Goal — All of the records below need to be copied exactly.

[Extracted records]

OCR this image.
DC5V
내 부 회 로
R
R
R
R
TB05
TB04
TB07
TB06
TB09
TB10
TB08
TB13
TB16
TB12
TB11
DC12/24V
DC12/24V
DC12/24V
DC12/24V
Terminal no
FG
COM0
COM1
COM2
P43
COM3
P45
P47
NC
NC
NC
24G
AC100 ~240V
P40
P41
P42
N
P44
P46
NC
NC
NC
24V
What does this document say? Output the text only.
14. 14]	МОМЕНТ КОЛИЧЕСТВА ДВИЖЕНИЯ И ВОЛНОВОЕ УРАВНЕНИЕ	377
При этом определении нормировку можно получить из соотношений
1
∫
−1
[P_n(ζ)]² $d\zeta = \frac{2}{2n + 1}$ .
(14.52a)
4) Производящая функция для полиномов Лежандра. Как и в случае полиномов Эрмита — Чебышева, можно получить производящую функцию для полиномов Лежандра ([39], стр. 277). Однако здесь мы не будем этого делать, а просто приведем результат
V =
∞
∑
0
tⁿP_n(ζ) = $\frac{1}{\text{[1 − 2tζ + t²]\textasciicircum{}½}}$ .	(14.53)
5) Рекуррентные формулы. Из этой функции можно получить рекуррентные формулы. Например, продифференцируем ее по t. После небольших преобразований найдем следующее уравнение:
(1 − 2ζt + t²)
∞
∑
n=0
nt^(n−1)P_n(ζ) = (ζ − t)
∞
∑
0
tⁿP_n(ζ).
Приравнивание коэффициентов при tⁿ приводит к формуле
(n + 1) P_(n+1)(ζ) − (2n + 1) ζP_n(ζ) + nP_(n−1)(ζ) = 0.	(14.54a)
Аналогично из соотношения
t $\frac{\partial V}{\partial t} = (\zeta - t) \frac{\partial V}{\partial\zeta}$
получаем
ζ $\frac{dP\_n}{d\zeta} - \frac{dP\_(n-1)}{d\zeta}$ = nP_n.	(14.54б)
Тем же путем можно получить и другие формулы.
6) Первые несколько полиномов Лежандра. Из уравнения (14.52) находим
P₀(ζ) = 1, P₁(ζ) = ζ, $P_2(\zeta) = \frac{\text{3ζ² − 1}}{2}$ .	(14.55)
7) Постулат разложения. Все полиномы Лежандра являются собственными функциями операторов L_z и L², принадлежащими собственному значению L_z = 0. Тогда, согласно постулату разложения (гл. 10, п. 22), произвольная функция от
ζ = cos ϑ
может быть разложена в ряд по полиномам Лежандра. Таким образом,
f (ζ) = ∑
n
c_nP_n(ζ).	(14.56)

Solution to the problem —
OCR this image.
DC5V
내 부 회 로
R
R
R
R
TB05
TB04
TB07
TB06
TB09
TB10
TB08
TB13
TB16
TB12
TB11
DC12/24V
DC12/24V
DC12/24V
DC12/24V
Terminal no
FG
COM0
COM1
COM2
P43
COM3
P45
P47
NC
NC
NC
24G
AC100 ~240V
P40
P41
P42
N
P44
P46
NC
NC
NC
24V
What does this document say? Output the text only.
14. 14]	МОМЕНТ КОЛИЧЕСТВА ДВИЖЕНИЯ И ВОЛНОВОЕ УРАВНЕНИЕ	377
При этом определении нормировку можно получить из соотношений
1
∫
−1
[P_n(ζ)]² $d\zeta = \frac{2}{2n + 1}$ .
(14.52a)
4) Производящая функция для полиномов Лежандра. Как и в случае полиномов Эрмита — Чебышева, можно получить производящую функцию для полиномов Лежандра ([39], стр. 277). Однако здесь мы не будем этого делать, а просто приведем результат
V =
∞
∑
0
tⁿP_n(ζ) = $\frac{1}{\text{[1 − 2tζ + t²]\textasciicircum{}½}}$ .	(14.53)
5) Рекуррентные формулы. Из этой функции можно получить рекуррентные формулы. Например, продифференцируем ее по t. После небольших преобразований найдем следующее уравнение:
(1 − 2ζt + t²)
∞
∑
n=0
nt^(n−1)P_n(ζ) = (ζ − t)
∞
∑
0
tⁿP_n(ζ).
Приравнивание коэффициентов при tⁿ приводит к формуле
(n + 1) P_(n+1)(ζ) − (2n + 1) ζP_n(ζ) + nP_(n−1)(ζ) = 0.	(14.54a)
Аналогично из соотношения
t $\frac{\partial V}{\partial t} = (\zeta - t) \frac{\partial V}{\partial\zeta}$
получаем
ζ $\frac{dP\_n}{d\zeta} - \frac{dP\_(n-1)}{d\zeta}$ = nP_n.	(14.54б)
Тем же путем можно получить и другие формулы.
6) Первые несколько полиномов Лежандра. Из уравнения (14.52) находим
P₀(ζ) = 1, P₁(ζ) = ζ, $P_2(\zeta) = \frac{\text{3ζ² − 1}}{2}$ .	(14.55)
7) Постулат разложения. Все полиномы Лежандра являются собственными функциями операторов L_z и L², принадлежащими собственному значению L_z = 0. Тогда, согласно постулату разложения (гл. 10, п. 22), произвольная функция от
ζ = cos ϑ
может быть разложена в ряд по полиномам Лежандра. Таким образом,
f (ζ) = ∑
n
c_nP_n(ζ).	(14.56)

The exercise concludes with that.